THE REQUEST
Please copy the lines below without any change, starting with the line that contains "y-tick-label: 25 <box>50 739 70 758</box>" and going on through the line that contains "plot-frame <box>79 92 533 331</box>".

Annotated element entries
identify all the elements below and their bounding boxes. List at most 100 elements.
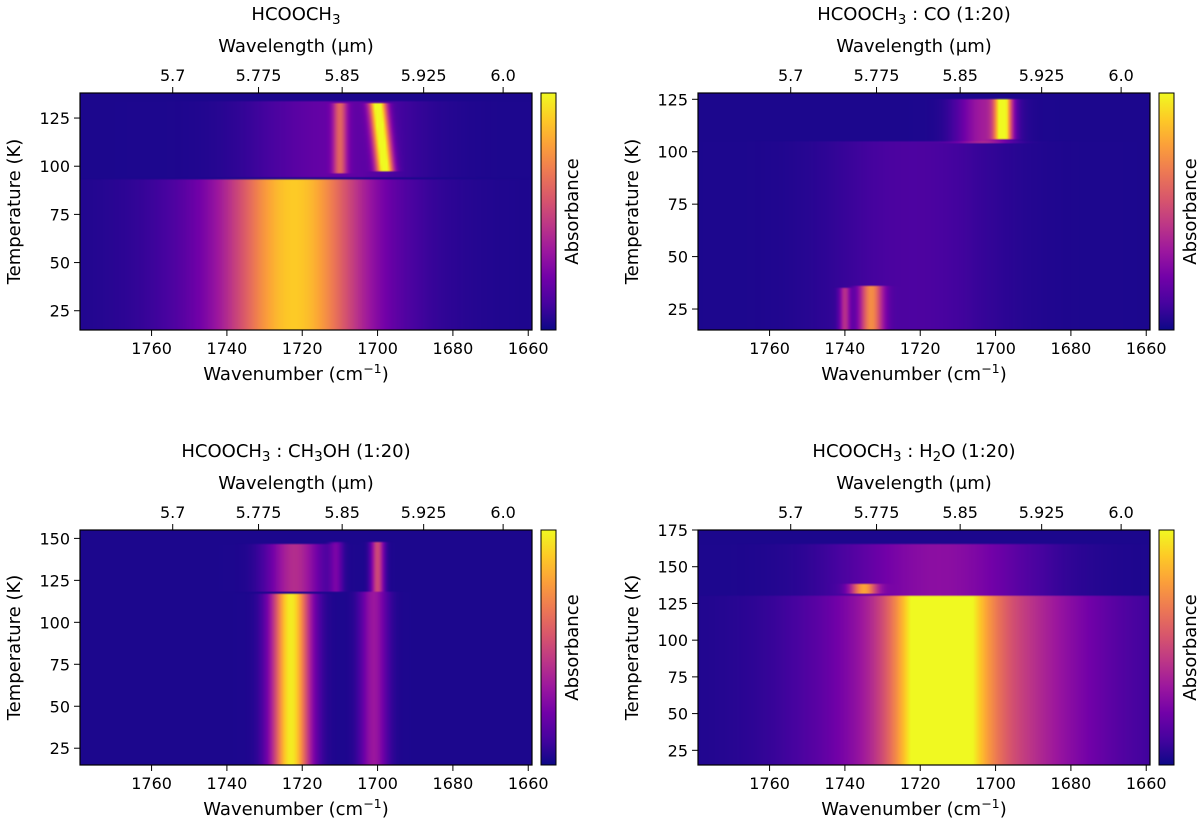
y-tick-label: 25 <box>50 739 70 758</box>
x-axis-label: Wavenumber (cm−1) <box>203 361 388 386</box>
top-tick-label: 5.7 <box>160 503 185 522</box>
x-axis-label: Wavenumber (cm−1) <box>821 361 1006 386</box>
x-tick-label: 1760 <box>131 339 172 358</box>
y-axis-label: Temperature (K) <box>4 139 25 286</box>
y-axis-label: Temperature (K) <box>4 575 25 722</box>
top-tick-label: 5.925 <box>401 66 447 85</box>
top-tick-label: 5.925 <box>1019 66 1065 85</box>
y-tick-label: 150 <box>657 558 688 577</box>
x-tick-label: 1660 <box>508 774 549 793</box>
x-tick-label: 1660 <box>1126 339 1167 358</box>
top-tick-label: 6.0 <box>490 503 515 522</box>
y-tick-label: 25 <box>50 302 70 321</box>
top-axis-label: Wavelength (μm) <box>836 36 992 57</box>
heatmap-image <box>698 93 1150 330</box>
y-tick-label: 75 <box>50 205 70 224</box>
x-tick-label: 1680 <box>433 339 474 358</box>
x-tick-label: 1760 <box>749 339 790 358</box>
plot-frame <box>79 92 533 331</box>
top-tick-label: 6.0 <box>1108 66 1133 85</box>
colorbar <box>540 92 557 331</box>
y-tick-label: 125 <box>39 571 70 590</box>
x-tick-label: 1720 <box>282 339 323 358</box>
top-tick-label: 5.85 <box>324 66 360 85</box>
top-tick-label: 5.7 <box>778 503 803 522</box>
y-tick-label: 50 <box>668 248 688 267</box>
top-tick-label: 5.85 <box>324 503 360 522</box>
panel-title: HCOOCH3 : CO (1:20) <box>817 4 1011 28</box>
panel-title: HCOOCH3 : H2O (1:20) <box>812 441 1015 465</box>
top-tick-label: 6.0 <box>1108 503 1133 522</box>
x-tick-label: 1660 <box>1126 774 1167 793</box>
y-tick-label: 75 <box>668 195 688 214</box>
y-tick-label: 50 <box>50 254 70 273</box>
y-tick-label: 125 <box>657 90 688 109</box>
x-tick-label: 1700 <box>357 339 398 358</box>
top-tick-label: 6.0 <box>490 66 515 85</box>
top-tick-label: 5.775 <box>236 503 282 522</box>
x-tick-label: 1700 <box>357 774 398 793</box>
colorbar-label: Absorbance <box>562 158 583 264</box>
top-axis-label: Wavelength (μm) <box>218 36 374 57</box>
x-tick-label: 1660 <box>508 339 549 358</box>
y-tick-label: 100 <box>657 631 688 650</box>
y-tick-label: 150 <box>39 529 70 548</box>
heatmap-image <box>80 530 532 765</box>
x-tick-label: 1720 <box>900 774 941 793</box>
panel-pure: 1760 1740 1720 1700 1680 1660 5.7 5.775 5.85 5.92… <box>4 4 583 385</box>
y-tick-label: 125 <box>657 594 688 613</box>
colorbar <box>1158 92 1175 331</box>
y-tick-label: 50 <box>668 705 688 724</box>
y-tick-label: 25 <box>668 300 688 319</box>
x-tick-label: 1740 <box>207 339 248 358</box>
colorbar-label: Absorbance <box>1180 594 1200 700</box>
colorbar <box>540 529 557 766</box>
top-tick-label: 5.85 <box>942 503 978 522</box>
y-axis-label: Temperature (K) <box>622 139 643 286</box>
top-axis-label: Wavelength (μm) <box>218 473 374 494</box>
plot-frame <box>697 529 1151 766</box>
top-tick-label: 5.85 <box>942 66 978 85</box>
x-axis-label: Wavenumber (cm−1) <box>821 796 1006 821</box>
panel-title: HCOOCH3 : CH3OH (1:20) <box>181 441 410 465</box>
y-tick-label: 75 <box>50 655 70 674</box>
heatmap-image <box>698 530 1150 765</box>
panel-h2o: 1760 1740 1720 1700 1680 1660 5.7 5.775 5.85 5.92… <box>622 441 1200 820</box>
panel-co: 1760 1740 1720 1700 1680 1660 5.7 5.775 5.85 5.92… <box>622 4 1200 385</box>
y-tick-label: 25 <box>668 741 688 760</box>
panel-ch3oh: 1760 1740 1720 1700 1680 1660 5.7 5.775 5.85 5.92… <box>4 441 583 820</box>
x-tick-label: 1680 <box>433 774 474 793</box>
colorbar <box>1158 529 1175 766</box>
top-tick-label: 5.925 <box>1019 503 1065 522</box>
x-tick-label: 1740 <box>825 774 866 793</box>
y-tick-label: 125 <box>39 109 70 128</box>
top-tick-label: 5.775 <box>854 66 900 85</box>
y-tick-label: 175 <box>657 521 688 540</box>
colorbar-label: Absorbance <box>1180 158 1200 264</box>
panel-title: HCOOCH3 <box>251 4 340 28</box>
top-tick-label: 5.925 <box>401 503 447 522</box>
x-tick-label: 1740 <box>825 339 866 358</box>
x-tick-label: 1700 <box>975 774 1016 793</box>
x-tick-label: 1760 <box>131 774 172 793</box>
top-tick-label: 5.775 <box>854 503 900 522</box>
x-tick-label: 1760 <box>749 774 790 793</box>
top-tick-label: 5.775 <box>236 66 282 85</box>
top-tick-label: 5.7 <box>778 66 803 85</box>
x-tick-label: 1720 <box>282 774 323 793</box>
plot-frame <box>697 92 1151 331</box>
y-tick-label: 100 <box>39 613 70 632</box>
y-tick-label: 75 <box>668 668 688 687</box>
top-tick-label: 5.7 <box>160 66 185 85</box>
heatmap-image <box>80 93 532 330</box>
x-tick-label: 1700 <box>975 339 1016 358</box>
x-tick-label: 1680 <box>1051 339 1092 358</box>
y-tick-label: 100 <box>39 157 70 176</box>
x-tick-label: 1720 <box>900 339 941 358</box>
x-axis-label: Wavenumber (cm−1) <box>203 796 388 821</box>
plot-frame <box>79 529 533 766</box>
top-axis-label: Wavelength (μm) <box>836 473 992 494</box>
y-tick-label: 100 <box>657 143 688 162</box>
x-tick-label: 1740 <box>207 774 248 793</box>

ANSWER
y-tick-label: 25 <box>50 739 70 758</box>
x-axis-label: Wavenumber (cm−1) <box>203 361 388 386</box>
top-tick-label: 5.7 <box>160 503 185 522</box>
x-axis-label: Wavenumber (cm−1) <box>821 361 1006 386</box>
x-tick-label: 1760 <box>131 339 172 358</box>
y-axis-label: Temperature (K) <box>4 139 25 286</box>
y-axis-label: Temperature (K) <box>4 575 25 722</box>
top-tick-label: 5.925 <box>401 66 447 85</box>
top-tick-label: 5.925 <box>1019 66 1065 85</box>
y-tick-label: 150 <box>657 558 688 577</box>
x-tick-label: 1660 <box>508 774 549 793</box>
x-tick-label: 1660 <box>1126 339 1167 358</box>
top-tick-label: 6.0 <box>490 503 515 522</box>
y-tick-label: 25 <box>50 302 70 321</box>
top-axis-label: Wavelength (μm) <box>836 36 992 57</box>
heatmap-image <box>698 93 1150 330</box>
y-tick-label: 75 <box>50 205 70 224</box>
x-tick-label: 1680 <box>433 339 474 358</box>
x-tick-label: 1760 <box>749 339 790 358</box>
plot-frame <box>79 92 533 331</box>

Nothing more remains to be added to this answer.